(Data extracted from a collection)
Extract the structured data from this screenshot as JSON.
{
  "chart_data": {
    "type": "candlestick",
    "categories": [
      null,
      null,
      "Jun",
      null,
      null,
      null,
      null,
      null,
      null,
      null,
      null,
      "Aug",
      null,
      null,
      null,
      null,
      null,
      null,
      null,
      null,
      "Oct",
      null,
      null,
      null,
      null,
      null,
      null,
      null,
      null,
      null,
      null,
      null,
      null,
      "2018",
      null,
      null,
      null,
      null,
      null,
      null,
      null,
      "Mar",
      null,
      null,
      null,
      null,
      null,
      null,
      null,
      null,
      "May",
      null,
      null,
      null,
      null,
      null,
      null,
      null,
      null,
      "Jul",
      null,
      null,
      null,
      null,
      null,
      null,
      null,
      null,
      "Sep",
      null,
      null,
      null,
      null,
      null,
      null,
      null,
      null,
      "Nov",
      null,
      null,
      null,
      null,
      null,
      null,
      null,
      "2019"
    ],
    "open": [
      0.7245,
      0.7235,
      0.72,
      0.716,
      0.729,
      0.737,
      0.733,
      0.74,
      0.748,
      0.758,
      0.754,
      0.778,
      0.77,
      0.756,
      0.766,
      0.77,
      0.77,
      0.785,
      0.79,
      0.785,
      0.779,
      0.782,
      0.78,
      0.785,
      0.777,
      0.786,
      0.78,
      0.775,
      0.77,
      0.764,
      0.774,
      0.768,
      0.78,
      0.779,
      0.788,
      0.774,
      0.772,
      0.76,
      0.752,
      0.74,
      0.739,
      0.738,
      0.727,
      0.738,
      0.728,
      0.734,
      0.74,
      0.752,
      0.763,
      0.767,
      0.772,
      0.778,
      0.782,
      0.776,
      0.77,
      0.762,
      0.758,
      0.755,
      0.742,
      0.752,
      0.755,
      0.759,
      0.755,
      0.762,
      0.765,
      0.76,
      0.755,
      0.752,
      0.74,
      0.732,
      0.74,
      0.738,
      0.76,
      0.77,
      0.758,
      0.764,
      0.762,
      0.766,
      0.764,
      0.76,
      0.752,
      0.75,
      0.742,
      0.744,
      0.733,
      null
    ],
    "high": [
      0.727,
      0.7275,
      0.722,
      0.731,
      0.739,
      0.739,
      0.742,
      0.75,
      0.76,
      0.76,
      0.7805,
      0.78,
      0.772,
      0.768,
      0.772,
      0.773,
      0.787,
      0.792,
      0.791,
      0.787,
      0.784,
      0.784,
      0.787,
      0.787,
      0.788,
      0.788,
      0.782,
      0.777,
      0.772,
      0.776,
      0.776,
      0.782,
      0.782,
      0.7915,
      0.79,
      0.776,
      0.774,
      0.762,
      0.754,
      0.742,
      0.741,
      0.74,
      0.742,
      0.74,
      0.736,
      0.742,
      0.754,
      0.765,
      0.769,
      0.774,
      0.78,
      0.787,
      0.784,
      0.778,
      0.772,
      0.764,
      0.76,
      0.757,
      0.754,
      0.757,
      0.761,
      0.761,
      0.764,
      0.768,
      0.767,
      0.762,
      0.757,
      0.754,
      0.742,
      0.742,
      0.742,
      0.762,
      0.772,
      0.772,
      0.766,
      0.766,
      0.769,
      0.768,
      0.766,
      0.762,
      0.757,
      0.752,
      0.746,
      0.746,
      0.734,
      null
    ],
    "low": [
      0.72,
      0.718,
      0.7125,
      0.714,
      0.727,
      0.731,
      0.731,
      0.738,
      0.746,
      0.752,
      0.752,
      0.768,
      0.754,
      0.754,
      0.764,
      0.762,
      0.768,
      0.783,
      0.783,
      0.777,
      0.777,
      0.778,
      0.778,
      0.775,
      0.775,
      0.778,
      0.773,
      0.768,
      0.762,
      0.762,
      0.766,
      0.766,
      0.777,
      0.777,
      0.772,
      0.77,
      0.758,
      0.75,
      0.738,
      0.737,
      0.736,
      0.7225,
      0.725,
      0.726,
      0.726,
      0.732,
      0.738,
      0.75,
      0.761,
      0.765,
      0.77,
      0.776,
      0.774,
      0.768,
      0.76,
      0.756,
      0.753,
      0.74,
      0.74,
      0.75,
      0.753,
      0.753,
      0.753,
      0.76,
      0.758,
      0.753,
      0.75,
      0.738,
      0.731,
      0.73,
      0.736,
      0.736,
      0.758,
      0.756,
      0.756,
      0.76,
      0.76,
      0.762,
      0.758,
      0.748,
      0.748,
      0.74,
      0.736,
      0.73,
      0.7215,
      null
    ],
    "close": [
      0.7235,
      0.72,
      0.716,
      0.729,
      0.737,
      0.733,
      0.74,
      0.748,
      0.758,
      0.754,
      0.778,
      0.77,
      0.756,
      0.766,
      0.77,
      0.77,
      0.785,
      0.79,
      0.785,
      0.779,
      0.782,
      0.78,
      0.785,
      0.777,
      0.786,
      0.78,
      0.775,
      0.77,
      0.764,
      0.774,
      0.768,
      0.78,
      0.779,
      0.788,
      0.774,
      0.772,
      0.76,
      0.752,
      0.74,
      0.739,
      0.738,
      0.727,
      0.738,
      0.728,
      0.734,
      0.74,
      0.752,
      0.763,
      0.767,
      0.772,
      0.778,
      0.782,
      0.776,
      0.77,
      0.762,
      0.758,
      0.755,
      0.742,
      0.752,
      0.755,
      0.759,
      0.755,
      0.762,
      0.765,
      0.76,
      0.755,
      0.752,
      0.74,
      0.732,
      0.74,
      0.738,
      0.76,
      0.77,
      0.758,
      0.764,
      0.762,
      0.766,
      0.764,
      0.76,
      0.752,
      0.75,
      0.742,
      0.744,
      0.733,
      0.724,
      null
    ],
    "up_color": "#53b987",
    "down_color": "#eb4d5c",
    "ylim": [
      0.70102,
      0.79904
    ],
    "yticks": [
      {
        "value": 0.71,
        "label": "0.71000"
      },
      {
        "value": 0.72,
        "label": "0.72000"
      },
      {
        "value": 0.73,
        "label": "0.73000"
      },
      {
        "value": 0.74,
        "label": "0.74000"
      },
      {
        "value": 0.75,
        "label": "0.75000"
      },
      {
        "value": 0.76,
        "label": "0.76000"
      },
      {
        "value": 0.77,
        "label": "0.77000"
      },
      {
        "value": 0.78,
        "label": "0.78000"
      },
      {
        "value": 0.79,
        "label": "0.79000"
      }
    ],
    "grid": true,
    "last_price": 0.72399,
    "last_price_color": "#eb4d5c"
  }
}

## Work to be completed
Reproduce the material above without altering a single character.

## Finished answer
Extract the structured data from this screenshot as JSON.
{
  "chart_data": {
    "type": "candlestick",
    "categories": [
      null,
      null,
      "Jun",
      null,
      null,
      null,
      null,
      null,
      null,
      null,
      null,
      "Aug",
      null,
      null,
      null,
      null,
      null,
      null,
      null,
      null,
      "Oct",
      null,
      null,
      null,
      null,
      null,
      null,
      null,
      null,
      null,
      null,
      null,
      null,
      "2018",
      null,
      null,
      null,
      null,
      null,
      null,
      null,
      "Mar",
      null,
      null,
      null,
      null,
      null,
      null,
      null,
      null,
      "May",
      null,
      null,
      null,
      null,
      null,
      null,
      null,
      null,
      "Jul",
      null,
      null,
      null,
      null,
      null,
      null,
      null,
      null,
      "Sep",
      null,
      null,
      null,
      null,
      null,
      null,
      null,
      null,
      "Nov",
      null,
      null,
      null,
      null,
      null,
      null,
      null,
      "2019"
    ],
    "open": [
      0.7245,
      0.7235,
      0.72,
      0.716,
      0.729,
      0.737,
      0.733,
      0.74,
      0.748,
      0.758,
      0.754,
      0.778,
      0.77,
      0.756,
      0.766,
      0.77,
      0.77,
      0.785,
      0.79,
      0.785,
      0.779,
      0.782,
      0.78,
      0.785,
      0.777,
      0.786,
      0.78,
      0.775,
      0.77,
      0.764,
      0.774,
      0.768,
      0.78,
      0.779,
      0.788,
      0.774,
      0.772,
      0.76,
      0.752,
      0.74,
      0.739,
      0.738,
      0.727,
      0.738,
      0.728,
      0.734,
      0.74,
      0.752,
      0.763,
      0.767,
      0.772,
      0.778,
      0.782,
      0.776,
      0.77,
      0.762,
      0.758,
      0.755,
      0.742,
      0.752,
      0.755,
      0.759,
      0.755,
      0.762,
      0.765,
      0.76,
      0.755,
      0.752,
      0.74,
      0.732,
      0.74,
      0.738,
      0.76,
      0.77,
      0.758,
      0.764,
      0.762,
      0.766,
      0.764,
      0.76,
      0.752,
      0.75,
      0.742,
      0.744,
      0.733,
      null
    ],
    "high": [
      0.727,
      0.7275,
      0.722,
      0.731,
      0.739,
      0.739,
      0.742,
      0.75,
      0.76,
      0.76,
      0.7805,
      0.78,
      0.772,
      0.768,
      0.772,
      0.773,
      0.787,
      0.792,
      0.791,
      0.787,
      0.784,
      0.784,
      0.787,
      0.787,
      0.788,
      0.788,
      0.782,
      0.777,
      0.772,
      0.776,
      0.776,
      0.782,
      0.782,
      0.7915,
      0.79,
      0.776,
      0.774,
      0.762,
      0.754,
      0.742,
      0.741,
      0.74,
      0.742,
      0.74,
      0.736,
      0.742,
      0.754,
      0.765,
      0.769,
      0.774,
      0.78,
      0.787,
      0.784,
      0.778,
      0.772,
      0.764,
      0.76,
      0.757,
      0.754,
      0.757,
      0.761,
      0.761,
      0.764,
      0.768,
      0.767,
      0.762,
      0.757,
      0.754,
      0.742,
      0.742,
      0.742,
      0.762,
      0.772,
      0.772,
      0.766,
      0.766,
      0.769,
      0.768,
      0.766,
      0.762,
      0.757,
      0.752,
      0.746,
      0.746,
      0.734,
      null
    ],
    "low": [
      0.72,
      0.718,
      0.7125,
      0.714,
      0.727,
      0.731,
      0.731,
      0.738,
      0.746,
      0.752,
      0.752,
      0.768,
      0.754,
      0.754,
      0.764,
      0.762,
      0.768,
      0.783,
      0.783,
      0.777,
      0.777,
      0.778,
      0.778,
      0.775,
      0.775,
      0.778,
      0.773,
      0.768,
      0.762,
      0.762,
      0.766,
      0.766,
      0.777,
      0.777,
      0.772,
      0.77,
      0.758,
      0.75,
      0.738,
      0.737,
      0.736,
      0.7225,
      0.725,
      0.726,
      0.726,
      0.732,
      0.738,
      0.75,
      0.761,
      0.765,
      0.77,
      0.776,
      0.774,
      0.768,
      0.76,
      0.756,
      0.753,
      0.74,
      0.74,
      0.75,
      0.753,
      0.753,
      0.753,
      0.76,
      0.758,
      0.753,
      0.75,
      0.738,
      0.731,
      0.73,
      0.736,
      0.736,
      0.758,
      0.756,
      0.756,
      0.76,
      0.76,
      0.762,
      0.758,
      0.748,
      0.748,
      0.74,
      0.736,
      0.73,
      0.7215,
      null
    ],
    "close": [
      0.7235,
      0.72,
      0.716,
      0.729,
      0.737,
      0.733,
      0.74,
      0.748,
      0.758,
      0.754,
      0.778,
      0.77,
      0.756,
      0.766,
      0.77,
      0.77,
      0.785,
      0.79,
      0.785,
      0.779,
      0.782,
      0.78,
      0.785,
      0.777,
      0.786,
      0.78,
      0.775,
      0.77,
      0.764,
      0.774,
      0.768,
      0.78,
      0.779,
      0.788,
      0.774,
      0.772,
      0.76,
      0.752,
      0.74,
      0.739,
      0.738,
      0.727,
      0.738,
      0.728,
      0.734,
      0.74,
      0.752,
      0.763,
      0.767,
      0.772,
      0.778,
      0.782,
      0.776,
      0.77,
      0.762,
      0.758,
      0.755,
      0.742,
      0.752,
      0.755,
      0.759,
      0.755,
      0.762,
      0.765,
      0.76,
      0.755,
      0.752,
      0.74,
      0.732,
      0.74,
      0.738,
      0.76,
      0.77,
      0.758,
      0.764,
      0.762,
      0.766,
      0.764,
      0.76,
      0.752,
      0.75,
      0.742,
      0.744,
      0.733,
      0.724,
      null
    ],
    "up_color": "#53b987",
    "down_color": "#eb4d5c",
    "ylim": [
      0.70102,
      0.79904
    ],
    "yticks": [
      {
        "value": 0.71,
        "label": "0.71000"
      },
      {
        "value": 0.72,
        "label": "0.72000"
      },
      {
        "value": 0.73,
        "label": "0.73000"
      },
      {
        "value": 0.74,
        "label": "0.74000"
      },
      {
        "value": 0.75,
        "label": "0.75000"
      },
      {
        "value": 0.76,
        "label": "0.76000"
      },
      {
        "value": 0.77,
        "label": "0.77000"
      },
      {
        "value": 0.78,
        "label": "0.78000"
      },
      {
        "value": 0.79,
        "label": "0.79000"
      }
    ],
    "grid": true,
    "last_price": 0.72399,
    "last_price_color": "#eb4d5c"
  }
}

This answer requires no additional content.